-- BEGIN Records provided --

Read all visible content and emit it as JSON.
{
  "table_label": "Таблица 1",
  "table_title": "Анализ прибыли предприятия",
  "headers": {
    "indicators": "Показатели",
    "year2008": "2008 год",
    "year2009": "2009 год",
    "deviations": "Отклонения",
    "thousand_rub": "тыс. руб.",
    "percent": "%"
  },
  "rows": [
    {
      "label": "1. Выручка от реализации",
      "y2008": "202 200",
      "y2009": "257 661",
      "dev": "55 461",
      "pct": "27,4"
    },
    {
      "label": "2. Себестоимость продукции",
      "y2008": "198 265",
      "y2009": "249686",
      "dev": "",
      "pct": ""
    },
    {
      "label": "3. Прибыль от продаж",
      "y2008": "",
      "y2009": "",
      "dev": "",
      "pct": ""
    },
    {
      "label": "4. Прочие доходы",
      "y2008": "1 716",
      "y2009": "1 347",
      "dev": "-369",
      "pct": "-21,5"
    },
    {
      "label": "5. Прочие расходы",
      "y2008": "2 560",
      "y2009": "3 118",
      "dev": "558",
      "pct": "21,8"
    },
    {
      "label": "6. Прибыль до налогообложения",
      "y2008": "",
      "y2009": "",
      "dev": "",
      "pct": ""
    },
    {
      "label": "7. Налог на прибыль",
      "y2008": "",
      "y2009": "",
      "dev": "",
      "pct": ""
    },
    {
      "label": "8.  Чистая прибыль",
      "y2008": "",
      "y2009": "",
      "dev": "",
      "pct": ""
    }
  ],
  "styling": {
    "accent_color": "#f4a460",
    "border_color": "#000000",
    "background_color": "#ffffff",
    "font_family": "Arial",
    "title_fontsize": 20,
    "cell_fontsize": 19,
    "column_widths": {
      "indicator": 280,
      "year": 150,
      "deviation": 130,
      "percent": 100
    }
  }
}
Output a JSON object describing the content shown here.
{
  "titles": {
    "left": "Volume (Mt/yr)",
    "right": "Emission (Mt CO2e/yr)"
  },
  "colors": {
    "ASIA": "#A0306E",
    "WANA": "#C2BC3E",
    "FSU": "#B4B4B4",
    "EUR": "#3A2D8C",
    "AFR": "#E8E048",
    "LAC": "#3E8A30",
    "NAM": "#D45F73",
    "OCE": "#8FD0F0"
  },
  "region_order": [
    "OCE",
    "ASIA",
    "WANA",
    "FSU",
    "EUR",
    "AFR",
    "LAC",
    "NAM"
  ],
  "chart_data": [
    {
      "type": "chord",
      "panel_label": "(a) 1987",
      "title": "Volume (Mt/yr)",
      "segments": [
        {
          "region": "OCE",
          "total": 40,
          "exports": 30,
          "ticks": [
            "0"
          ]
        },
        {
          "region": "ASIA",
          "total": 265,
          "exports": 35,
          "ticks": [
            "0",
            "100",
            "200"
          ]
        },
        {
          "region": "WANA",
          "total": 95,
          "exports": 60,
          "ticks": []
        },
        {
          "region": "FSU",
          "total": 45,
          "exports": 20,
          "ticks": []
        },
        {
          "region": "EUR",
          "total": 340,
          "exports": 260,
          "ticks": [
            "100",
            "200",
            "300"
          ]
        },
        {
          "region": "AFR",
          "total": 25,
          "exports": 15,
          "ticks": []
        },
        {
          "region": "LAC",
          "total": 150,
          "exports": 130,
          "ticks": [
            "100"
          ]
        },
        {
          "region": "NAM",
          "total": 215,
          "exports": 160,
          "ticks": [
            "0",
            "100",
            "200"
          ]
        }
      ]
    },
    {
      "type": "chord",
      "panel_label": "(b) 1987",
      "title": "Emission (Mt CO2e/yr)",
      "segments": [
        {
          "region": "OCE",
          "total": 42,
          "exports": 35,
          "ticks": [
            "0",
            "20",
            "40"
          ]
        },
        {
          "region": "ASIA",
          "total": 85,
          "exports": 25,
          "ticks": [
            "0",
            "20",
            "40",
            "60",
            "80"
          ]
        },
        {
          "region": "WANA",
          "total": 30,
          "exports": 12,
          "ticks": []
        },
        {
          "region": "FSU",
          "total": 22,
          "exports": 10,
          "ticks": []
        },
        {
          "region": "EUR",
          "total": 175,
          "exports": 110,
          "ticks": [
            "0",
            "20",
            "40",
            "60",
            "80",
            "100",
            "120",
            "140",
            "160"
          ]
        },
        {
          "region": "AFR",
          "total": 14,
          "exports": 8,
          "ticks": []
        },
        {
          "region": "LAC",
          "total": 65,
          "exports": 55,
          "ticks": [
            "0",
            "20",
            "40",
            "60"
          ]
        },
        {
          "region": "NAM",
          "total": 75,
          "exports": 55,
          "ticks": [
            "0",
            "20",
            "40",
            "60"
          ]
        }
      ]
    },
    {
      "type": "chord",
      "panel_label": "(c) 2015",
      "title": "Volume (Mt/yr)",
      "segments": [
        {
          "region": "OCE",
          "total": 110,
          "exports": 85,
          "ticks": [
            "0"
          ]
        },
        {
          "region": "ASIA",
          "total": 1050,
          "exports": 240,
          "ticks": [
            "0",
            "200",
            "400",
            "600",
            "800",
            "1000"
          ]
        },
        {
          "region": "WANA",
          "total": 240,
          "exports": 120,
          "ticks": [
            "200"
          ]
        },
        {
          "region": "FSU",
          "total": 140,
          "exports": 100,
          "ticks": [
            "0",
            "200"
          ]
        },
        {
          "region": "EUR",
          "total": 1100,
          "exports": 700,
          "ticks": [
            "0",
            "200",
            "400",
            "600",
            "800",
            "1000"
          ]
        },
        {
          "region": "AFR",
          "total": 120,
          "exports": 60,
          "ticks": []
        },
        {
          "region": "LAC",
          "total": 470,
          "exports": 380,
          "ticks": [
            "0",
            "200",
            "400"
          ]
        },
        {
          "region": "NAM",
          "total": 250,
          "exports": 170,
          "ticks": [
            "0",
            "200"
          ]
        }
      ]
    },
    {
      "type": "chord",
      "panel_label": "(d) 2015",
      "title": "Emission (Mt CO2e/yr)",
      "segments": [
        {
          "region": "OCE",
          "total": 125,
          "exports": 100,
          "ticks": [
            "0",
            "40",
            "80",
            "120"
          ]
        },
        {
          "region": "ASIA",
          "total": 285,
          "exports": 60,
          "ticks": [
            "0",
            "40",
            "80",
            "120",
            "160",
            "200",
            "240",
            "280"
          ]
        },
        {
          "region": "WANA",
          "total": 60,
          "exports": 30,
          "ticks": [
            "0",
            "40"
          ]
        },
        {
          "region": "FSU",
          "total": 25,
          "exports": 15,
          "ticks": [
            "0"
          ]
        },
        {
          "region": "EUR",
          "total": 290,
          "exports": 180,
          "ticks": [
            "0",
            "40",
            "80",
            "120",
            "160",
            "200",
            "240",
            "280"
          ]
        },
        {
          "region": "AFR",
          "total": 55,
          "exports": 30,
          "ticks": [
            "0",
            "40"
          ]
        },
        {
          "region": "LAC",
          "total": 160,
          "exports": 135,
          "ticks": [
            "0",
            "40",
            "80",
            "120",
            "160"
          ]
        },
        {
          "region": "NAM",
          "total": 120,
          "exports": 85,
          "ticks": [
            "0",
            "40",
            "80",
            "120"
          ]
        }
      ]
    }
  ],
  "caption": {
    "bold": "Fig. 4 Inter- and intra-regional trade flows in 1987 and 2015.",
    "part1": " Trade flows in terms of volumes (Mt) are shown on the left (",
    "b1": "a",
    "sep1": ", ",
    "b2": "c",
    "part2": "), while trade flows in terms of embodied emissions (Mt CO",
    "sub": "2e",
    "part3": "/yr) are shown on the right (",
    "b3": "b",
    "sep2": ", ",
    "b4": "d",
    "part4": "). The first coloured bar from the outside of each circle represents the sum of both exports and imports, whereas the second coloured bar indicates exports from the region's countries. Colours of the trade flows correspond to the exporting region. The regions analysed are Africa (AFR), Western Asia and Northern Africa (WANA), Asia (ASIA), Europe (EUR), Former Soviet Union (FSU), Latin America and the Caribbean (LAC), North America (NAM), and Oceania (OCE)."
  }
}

-- END Records provided --

■ Short problem ■
Go through the records above and copy every line with the word "shown".

■ Reply to the exercise ■
Output a JSON object describing the content shown here.
    "part1": " Trade flows in terms of volumes (Mt) are shown on the left (",
    "part3": "/yr) are shown on the right (",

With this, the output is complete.